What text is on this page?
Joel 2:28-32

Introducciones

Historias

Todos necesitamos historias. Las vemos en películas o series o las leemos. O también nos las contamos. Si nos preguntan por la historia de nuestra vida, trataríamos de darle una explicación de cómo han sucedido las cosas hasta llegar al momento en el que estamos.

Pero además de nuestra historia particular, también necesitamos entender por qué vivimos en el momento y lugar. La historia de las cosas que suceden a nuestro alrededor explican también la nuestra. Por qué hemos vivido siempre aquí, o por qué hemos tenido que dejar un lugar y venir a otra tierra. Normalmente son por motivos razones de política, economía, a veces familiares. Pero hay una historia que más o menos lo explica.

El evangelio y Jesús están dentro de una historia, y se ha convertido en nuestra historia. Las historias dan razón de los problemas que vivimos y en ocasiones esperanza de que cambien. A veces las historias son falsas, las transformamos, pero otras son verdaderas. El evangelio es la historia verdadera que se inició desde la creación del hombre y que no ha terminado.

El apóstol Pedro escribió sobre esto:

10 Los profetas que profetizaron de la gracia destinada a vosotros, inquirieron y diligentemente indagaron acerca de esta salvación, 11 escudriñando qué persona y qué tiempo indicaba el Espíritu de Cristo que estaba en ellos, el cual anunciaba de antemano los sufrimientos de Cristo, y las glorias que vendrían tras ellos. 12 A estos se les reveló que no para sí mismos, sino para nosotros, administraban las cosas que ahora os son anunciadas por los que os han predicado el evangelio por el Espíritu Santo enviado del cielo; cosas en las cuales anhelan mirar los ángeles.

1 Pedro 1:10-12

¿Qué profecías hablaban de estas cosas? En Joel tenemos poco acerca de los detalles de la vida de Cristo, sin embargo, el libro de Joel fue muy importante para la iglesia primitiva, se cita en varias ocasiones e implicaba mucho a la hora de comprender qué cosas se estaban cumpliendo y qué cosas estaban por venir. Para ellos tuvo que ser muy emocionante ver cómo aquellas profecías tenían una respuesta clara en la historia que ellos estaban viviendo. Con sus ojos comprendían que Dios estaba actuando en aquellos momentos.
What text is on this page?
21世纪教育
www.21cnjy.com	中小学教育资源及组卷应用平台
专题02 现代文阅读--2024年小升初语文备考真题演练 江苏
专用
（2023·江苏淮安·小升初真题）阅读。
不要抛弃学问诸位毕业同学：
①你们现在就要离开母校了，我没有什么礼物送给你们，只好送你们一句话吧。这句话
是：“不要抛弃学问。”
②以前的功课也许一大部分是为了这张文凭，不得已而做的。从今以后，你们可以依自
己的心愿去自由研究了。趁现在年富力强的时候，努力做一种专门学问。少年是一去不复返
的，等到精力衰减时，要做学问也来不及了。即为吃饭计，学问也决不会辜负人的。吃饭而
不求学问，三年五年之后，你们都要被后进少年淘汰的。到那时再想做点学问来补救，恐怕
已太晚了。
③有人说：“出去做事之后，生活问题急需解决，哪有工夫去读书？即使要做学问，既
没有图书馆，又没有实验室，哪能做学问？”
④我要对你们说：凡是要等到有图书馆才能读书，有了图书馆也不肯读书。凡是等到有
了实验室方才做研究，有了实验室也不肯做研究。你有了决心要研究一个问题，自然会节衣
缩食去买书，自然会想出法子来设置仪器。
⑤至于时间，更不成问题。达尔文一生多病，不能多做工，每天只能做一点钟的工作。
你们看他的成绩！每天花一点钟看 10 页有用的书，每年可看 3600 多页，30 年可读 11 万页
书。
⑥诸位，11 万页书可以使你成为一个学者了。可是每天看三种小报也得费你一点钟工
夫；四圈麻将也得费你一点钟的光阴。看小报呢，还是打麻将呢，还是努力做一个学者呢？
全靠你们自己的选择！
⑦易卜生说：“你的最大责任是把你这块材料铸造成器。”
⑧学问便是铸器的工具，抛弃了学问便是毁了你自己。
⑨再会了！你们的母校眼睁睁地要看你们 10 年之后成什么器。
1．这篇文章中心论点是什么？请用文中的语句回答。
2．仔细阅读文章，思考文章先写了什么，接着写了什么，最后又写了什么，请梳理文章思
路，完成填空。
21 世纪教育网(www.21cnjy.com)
# # # # # # #
Transcribe all the entries, keeping each one exactly as it is.

What text is on this page?
Joel 2:28-32

Introducciones

Historias

Todos necesitamos historias. Las vemos en películas o series o las leemos. O también nos las contamos. Si nos preguntan por la historia de nuestra vida, trataríamos de darle una explicación de cómo han sucedido las cosas hasta llegar al momento en el que estamos.

Pero además de nuestra historia particular, también necesitamos entender por qué vivimos en el momento y lugar. La historia de las cosas que suceden a nuestro alrededor explican también la nuestra. Por qué hemos vivido siempre aquí, o por qué hemos tenido que dejar un lugar y venir a otra tierra. Normalmente son por motivos razones de política, economía, a veces familiares. Pero hay una historia que más o menos lo explica.

El evangelio y Jesús están dentro de una historia, y se ha convertido en nuestra historia. Las historias dan razón de los problemas que vivimos y en ocasiones esperanza de que cambien. A veces las historias son falsas, las transformamos, pero otras son verdaderas. El evangelio es la historia verdadera que se inició desde la creación del hombre y que no ha terminado.

El apóstol Pedro escribió sobre esto:

10 Los profetas que profetizaron de la gracia destinada a vosotros, inquirieron y diligentemente indagaron acerca de esta salvación, 11 escudriñando qué persona y qué tiempo indicaba el Espíritu de Cristo que estaba en ellos, el cual anunciaba de antemano los sufrimientos de Cristo, y las glorias que vendrían tras ellos. 12 A estos se les reveló que no para sí mismos, sino para nosotros, administraban las cosas que ahora os son anunciadas por los que os han predicado el evangelio por el Espíritu Santo enviado del cielo; cosas en las cuales anhelan mirar los ángeles.

1 Pedro 1:10-12

¿Qué profecías hablaban de estas cosas? En Joel tenemos poco acerca de los detalles de la vida de Cristo, sin embargo, el libro de Joel fue muy importante para la iglesia primitiva, se cita en varias ocasiones e implicaba mucho a la hora de comprender qué cosas se estaban cumpliendo y qué cosas estaban por venir. Para ellos tuvo que ser muy emocionante ver cómo aquellas profecías tenían una respuesta clara en la historia que ellos estaban viviendo. Con sus ojos comprendían que Dios estaba actuando en aquellos momentos.
What text is on this page?
21世纪教育
www.21cnjy.com	中小学教育资源及组卷应用平台
专题02 现代文阅读--2024年小升初语文备考真题演练 江苏
专用
（2023·江苏淮安·小升初真题）阅读。
不要抛弃学问诸位毕业同学：
①你们现在就要离开母校了，我没有什么礼物送给你们，只好送你们一句话吧。这句话
是：“不要抛弃学问。”
②以前的功课也许一大部分是为了这张文凭，不得已而做的。从今以后，你们可以依自
己的心愿去自由研究了。趁现在年富力强的时候，努力做一种专门学问。少年是一去不复返
的，等到精力衰减时，要做学问也来不及了。即为吃饭计，学问也决不会辜负人的。吃饭而
不求学问，三年五年之后，你们都要被后进少年淘汰的。到那时再想做点学问来补救，恐怕
已太晚了。
③有人说：“出去做事之后，生活问题急需解决，哪有工夫去读书？即使要做学问，既
没有图书馆，又没有实验室，哪能做学问？”
④我要对你们说：凡是要等到有图书馆才能读书，有了图书馆也不肯读书。凡是等到有
了实验室方才做研究，有了实验室也不肯做研究。你有了决心要研究一个问题，自然会节衣
缩食去买书，自然会想出法子来设置仪器。
⑤至于时间，更不成问题。达尔文一生多病，不能多做工，每天只能做一点钟的工作。
你们看他的成绩！每天花一点钟看 10 页有用的书，每年可看 3600 多页，30 年可读 11 万页
书。
⑥诸位，11 万页书可以使你成为一个学者了。可是每天看三种小报也得费你一点钟工
夫；四圈麻将也得费你一点钟的光阴。看小报呢，还是打麻将呢，还是努力做一个学者呢？
全靠你们自己的选择！
⑦易卜生说：“你的最大责任是把你这块材料铸造成器。”
⑧学问便是铸器的工具，抛弃了学问便是毁了你自己。
⑨再会了！你们的母校眼睁睁地要看你们 10 年之后成什么器。
1．这篇文章中心论点是什么？请用文中的语句回答。
2．仔细阅读文章，思考文章先写了什么，接着写了什么，最后又写了什么，请梳理文章思
路，完成填空。
21 世纪教育网(www.21cnjy.com)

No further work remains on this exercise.